American model, actress (born 1990)

Damaris Lewis (born October 10, 1990) is an American model and actress. During her modeling career, she appeared in the Sports Illustrated Swimsuit Issues from 2009 to 2011. As an actress, she portrayed Blackfire on the DC Universe / HBO Max superhero series Titans (2019–2021).

==Early life==
Lewis was born and raised in Brooklyn, New York. Her parents are West Indian from the island of St. Kitts. She studied with a conservatory-style arts concentration in dance at Fiorello H. LaGuardia High School of Music & Art and Performing Arts.

Lewis was discovered while performing with her childhood dance company, Restoration Dance Theater at Chelsea Piers. She waited until her second year of high school to sign a contract with Elite Model Management.

==Career==
===Modelling===
Lewis has appeared in campaigns for Black/Up, Clarins, MAC Cosmetics, L'Oréal, and Yves Saint Laurent. She has done editorial shoots for Sports Illustrated Swimsuit 2009, 2010, 2011; Essence, French Marie Claire, Self, Cosmopolitan, and GQ.

Nick Jonas and Modelinia selected her to do a three-day, feature-style interview video set. This platform exposed her to a wider audience.

===Film and television===
Lewis appeared briefly in the 2011 movie Limitless, dancing in a club scene with Bradley Cooper. She also appeared in Spike Lee's 2018 film BlacKkKlansman as Odetta.

She hosted a special presentation for The Africa Channel titled Prince! Behind The Symbol: Music Special, during his Welcome 2 America - 21 Night Stand at the Los Angeles Forum.

Lewis starred in the promo video that kicked off the 2013 NBA All-Star Game played in Houston, Texas. She went on to co-host NBA Style for TNT and NBA TV with Turner Broadcasting for three years. In 2016, Lewis co-hosted ESPN's City Slam Dunk Competition.

In 2018, Lewis played Jazmine Wintour, a member of the House of Wintour, on the FX channel series Pose. The same year she played the character Blackfire in season two of the DC Universe series Titans, and was later promoted to series regular for season three.

===Dance===
Musician Prince hired her as a dancer for his Welcome 2 Australia Tour 2012 with The New Power Generation. Lewis continuing touring with Prince & NPG for his 2012 Welcome to Chicago Tour, appeared with the band on Jimmy Kimmel Live!, and served as his muse for his closing show at SXSW 2013 in Austin, Texas. In the summer of 2013, Lewis traveled to Switzerland to perform with Prince's band at the Montreux Jazz Festival. She remained in his employ as a dancer until his death in April 2016.

What is required: In the Damaris Lewis biography, which agency did she sign a contract with during her second year of high school?

Extracted material:
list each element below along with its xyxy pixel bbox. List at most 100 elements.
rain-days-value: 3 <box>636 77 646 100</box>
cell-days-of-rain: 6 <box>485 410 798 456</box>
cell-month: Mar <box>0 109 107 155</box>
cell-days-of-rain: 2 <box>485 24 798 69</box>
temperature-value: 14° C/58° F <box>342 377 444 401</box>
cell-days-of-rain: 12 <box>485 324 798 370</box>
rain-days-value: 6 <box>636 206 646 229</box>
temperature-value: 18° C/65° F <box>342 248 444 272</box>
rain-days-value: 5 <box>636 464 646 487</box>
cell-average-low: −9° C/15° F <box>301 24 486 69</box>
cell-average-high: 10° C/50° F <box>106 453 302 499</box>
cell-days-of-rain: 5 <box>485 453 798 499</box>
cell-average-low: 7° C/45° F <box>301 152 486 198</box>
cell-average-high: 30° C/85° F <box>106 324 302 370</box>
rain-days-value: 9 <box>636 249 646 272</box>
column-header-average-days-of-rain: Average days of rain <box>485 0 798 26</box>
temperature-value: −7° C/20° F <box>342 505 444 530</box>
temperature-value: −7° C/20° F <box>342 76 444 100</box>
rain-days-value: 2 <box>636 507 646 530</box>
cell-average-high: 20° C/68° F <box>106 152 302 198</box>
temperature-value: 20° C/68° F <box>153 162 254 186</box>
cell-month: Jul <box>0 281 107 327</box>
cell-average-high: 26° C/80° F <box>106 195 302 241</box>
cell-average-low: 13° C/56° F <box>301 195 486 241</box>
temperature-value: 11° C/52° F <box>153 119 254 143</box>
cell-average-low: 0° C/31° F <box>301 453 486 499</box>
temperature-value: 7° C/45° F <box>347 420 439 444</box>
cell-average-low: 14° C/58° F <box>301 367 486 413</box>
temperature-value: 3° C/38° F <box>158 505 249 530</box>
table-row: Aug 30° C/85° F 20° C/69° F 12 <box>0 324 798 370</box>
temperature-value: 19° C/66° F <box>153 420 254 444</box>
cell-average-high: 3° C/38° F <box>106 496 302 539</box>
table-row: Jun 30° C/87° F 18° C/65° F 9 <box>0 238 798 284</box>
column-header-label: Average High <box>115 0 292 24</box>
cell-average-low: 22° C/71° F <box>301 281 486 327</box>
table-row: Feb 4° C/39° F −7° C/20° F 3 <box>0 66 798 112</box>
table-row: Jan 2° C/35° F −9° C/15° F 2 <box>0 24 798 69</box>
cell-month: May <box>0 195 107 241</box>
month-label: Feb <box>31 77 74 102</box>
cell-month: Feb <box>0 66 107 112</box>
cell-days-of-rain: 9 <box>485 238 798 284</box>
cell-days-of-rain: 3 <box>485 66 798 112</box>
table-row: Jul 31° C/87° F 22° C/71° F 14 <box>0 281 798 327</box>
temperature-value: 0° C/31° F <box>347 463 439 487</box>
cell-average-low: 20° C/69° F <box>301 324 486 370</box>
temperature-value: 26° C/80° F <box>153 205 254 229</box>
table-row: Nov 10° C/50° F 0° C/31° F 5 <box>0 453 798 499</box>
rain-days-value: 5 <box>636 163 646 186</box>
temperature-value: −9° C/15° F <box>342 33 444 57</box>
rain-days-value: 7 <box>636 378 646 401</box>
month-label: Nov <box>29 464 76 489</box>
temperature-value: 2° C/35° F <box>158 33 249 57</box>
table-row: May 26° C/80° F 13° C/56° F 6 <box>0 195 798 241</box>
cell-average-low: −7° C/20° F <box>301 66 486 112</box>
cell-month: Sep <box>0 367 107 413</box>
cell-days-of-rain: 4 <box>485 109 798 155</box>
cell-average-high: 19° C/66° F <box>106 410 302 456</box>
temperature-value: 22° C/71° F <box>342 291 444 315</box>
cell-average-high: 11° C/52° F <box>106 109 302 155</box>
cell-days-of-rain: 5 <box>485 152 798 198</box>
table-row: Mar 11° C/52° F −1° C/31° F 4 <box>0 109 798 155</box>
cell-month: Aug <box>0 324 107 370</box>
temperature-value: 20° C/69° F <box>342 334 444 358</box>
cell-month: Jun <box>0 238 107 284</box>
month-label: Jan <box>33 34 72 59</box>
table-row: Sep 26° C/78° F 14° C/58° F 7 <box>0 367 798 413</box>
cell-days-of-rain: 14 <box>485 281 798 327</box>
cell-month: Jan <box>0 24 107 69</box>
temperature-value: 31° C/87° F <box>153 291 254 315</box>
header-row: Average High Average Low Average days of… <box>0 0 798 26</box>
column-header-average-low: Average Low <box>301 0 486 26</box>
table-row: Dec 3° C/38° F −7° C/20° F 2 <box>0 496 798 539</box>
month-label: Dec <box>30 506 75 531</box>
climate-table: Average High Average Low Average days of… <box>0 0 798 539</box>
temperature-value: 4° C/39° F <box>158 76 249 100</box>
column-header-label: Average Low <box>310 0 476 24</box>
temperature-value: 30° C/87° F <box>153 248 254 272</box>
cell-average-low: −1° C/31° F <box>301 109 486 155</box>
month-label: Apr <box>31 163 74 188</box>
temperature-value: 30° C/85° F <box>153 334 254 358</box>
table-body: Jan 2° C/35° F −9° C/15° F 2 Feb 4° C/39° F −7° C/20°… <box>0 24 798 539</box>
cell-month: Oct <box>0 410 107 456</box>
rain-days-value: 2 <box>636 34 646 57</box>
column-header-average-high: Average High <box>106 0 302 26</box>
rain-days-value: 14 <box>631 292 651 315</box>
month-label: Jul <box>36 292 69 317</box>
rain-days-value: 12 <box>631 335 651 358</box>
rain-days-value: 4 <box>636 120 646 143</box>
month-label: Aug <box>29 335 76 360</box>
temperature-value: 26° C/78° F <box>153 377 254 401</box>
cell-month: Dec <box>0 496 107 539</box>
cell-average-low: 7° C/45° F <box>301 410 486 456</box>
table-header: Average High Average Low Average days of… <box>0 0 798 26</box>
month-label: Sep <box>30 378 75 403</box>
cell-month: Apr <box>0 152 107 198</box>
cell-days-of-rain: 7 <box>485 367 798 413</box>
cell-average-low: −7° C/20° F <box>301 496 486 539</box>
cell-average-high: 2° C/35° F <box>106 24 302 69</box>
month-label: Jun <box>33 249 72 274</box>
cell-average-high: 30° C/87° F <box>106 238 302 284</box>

Exercise response: Elite Model Management